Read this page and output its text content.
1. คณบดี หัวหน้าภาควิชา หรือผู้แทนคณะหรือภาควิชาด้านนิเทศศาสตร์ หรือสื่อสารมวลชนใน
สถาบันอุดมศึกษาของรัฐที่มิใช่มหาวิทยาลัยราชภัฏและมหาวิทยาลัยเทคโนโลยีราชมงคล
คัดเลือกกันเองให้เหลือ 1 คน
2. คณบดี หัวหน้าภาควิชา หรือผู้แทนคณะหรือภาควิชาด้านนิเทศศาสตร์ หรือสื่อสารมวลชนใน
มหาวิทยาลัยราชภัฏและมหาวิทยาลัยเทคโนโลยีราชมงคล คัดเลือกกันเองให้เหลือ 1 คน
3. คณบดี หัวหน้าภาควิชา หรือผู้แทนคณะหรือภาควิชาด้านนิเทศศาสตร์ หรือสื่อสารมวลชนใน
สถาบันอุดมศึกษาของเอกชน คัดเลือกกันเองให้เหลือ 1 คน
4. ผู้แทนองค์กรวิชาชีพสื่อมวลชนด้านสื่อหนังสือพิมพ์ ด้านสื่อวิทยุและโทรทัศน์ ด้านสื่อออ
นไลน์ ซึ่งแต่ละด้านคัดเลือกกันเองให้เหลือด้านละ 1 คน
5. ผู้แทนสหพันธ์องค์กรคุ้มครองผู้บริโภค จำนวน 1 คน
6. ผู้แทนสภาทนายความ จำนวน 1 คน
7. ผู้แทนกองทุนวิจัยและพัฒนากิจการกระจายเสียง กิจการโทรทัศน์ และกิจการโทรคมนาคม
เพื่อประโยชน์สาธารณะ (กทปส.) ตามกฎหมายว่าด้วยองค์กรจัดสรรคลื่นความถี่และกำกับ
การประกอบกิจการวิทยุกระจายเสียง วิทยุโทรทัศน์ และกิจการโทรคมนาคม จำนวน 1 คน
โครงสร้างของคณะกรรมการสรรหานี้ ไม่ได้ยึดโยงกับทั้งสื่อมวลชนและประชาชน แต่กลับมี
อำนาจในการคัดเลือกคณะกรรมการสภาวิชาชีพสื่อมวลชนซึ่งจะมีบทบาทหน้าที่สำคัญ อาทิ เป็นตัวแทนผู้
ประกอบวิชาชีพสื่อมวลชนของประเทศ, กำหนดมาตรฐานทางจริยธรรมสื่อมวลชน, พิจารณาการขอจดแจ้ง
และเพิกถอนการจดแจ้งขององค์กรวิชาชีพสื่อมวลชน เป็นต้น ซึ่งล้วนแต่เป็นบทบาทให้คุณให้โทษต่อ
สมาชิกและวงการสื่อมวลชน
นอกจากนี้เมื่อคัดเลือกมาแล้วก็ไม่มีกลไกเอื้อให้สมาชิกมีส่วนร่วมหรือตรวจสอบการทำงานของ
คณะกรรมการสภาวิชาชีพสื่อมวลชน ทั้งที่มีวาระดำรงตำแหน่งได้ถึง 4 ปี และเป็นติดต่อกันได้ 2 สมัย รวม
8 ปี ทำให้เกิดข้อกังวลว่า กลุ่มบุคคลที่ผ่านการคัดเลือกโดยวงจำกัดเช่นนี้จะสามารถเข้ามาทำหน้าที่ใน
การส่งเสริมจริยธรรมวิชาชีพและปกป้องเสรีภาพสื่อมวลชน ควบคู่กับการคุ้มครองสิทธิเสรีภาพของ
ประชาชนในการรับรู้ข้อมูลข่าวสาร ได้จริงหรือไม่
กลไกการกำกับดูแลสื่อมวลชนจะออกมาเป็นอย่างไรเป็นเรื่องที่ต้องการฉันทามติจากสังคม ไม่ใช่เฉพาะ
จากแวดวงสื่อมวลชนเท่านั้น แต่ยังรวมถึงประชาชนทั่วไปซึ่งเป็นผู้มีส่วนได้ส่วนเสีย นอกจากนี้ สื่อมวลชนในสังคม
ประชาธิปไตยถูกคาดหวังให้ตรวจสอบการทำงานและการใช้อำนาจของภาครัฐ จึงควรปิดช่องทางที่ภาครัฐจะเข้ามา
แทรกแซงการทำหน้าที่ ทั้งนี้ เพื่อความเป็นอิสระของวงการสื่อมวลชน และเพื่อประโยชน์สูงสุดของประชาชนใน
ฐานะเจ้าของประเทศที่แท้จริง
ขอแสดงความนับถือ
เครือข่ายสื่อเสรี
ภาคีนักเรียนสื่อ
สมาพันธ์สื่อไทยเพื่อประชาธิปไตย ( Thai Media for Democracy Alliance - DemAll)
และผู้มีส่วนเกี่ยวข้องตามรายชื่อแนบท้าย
+ + +
## Your goal
Please reproduce each line exactly as written.

## Answer to this exercise
Read this page and output its text content.
1. คณบดี หัวหน้าภาควิชา หรือผู้แทนคณะหรือภาควิชาด้านนิเทศศาสตร์ หรือสื่อสารมวลชนใน
สถาบันอุดมศึกษาของรัฐที่มิใช่มหาวิทยาลัยราชภัฏและมหาวิทยาลัยเทคโนโลยีราชมงคล
คัดเลือกกันเองให้เหลือ 1 คน
2. คณบดี หัวหน้าภาควิชา หรือผู้แทนคณะหรือภาควิชาด้านนิเทศศาสตร์ หรือสื่อสารมวลชนใน
มหาวิทยาลัยราชภัฏและมหาวิทยาลัยเทคโนโลยีราชมงคล คัดเลือกกันเองให้เหลือ 1 คน
3. คณบดี หัวหน้าภาควิชา หรือผู้แทนคณะหรือภาควิชาด้านนิเทศศาสตร์ หรือสื่อสารมวลชนใน
สถาบันอุดมศึกษาของเอกชน คัดเลือกกันเองให้เหลือ 1 คน
4. ผู้แทนองค์กรวิชาชีพสื่อมวลชนด้านสื่อหนังสือพิมพ์ ด้านสื่อวิทยุและโทรทัศน์ ด้านสื่อออ
นไลน์ ซึ่งแต่ละด้านคัดเลือกกันเองให้เหลือด้านละ 1 คน
5. ผู้แทนสหพันธ์องค์กรคุ้มครองผู้บริโภค จำนวน 1 คน
6. ผู้แทนสภาทนายความ จำนวน 1 คน
7. ผู้แทนกองทุนวิจัยและพัฒนากิจการกระจายเสียง กิจการโทรทัศน์ และกิจการโทรคมนาคม
เพื่อประโยชน์สาธารณะ (กทปส.) ตามกฎหมายว่าด้วยองค์กรจัดสรรคลื่นความถี่และกำกับ
การประกอบกิจการวิทยุกระจายเสียง วิทยุโทรทัศน์ และกิจการโทรคมนาคม จำนวน 1 คน
โครงสร้างของคณะกรรมการสรรหานี้ ไม่ได้ยึดโยงกับทั้งสื่อมวลชนและประชาชน แต่กลับมี
อำนาจในการคัดเลือกคณะกรรมการสภาวิชาชีพสื่อมวลชนซึ่งจะมีบทบาทหน้าที่สำคัญ อาทิ เป็นตัวแทนผู้
ประกอบวิชาชีพสื่อมวลชนของประเทศ, กำหนดมาตรฐานทางจริยธรรมสื่อมวลชน, พิจารณาการขอจดแจ้ง
และเพิกถอนการจดแจ้งขององค์กรวิชาชีพสื่อมวลชน เป็นต้น ซึ่งล้วนแต่เป็นบทบาทให้คุณให้โทษต่อ
สมาชิกและวงการสื่อมวลชน
นอกจากนี้เมื่อคัดเลือกมาแล้วก็ไม่มีกลไกเอื้อให้สมาชิกมีส่วนร่วมหรือตรวจสอบการทำงานของ
คณะกรรมการสภาวิชาชีพสื่อมวลชน ทั้งที่มีวาระดำรงตำแหน่งได้ถึง 4 ปี และเป็นติดต่อกันได้ 2 สมัย รวม
8 ปี ทำให้เกิดข้อกังวลว่า กลุ่มบุคคลที่ผ่านการคัดเลือกโดยวงจำกัดเช่นนี้จะสามารถเข้ามาทำหน้าที่ใน
การส่งเสริมจริยธรรมวิชาชีพและปกป้องเสรีภาพสื่อมวลชน ควบคู่กับการคุ้มครองสิทธิเสรีภาพของ
ประชาชนในการรับรู้ข้อมูลข่าวสาร ได้จริงหรือไม่
กลไกการกำกับดูแลสื่อมวลชนจะออกมาเป็นอย่างไรเป็นเรื่องที่ต้องการฉันทามติจากสังคม ไม่ใช่เฉพาะ
จากแวดวงสื่อมวลชนเท่านั้น แต่ยังรวมถึงประชาชนทั่วไปซึ่งเป็นผู้มีส่วนได้ส่วนเสีย นอกจากนี้ สื่อมวลชนในสังคม
ประชาธิปไตยถูกคาดหวังให้ตรวจสอบการทำงานและการใช้อำนาจของภาครัฐ จึงควรปิดช่องทางที่ภาครัฐจะเข้ามา
แทรกแซงการทำหน้าที่ ทั้งนี้ เพื่อความเป็นอิสระของวงการสื่อมวลชน และเพื่อประโยชน์สูงสุดของประชาชนใน
ฐานะเจ้าของประเทศที่แท้จริง
ขอแสดงความนับถือ
เครือข่ายสื่อเสรี
ภาคีนักเรียนสื่อ
สมาพันธ์สื่อไทยเพื่อประชาธิปไตย ( Thai Media for Democracy Alliance - DemAll)
และผู้มีส่วนเกี่ยวข้องตามรายชื่อแนบท้าย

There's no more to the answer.